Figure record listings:
>> begin

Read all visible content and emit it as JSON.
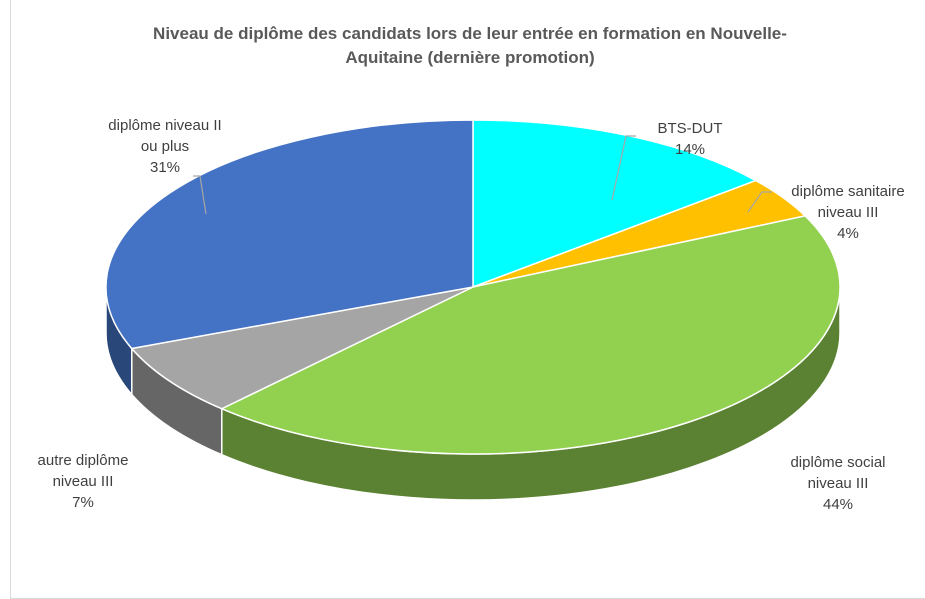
{
  "chart_data": {
    "type": "pie",
    "title": "Niveau de diplôme des candidats lors de leur entrée en formation en Nouvelle-Aquitaine (dernière promotion)",
    "categories": [
      "BTS-DUT",
      "diplôme sanitaire niveau III",
      "diplôme social niveau III",
      "autre diplôme niveau III",
      "diplôme niveau II ou plus"
    ],
    "values": [
      14,
      4,
      44,
      7,
      31
    ],
    "value_labels": [
      "14%",
      "4%",
      "44%",
      "7%",
      "31%"
    ],
    "colors": [
      "#00ffff",
      "#ffc000",
      "#92d050",
      "#a5a5a5",
      "#4472c4"
    ]
  }
}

>> end

Select all lines in the listing that include the word "diplôme".

▶ **Task output**
    "title": "Niveau de diplôme des candidats lors de leur entrée en formation en Nouvelle-Aquitaine (dernière promotion)",
      "diplôme sanitaire niveau III",
      "diplôme social niveau III",
      "autre diplôme niveau III",
      "diplôme niveau II ou plus"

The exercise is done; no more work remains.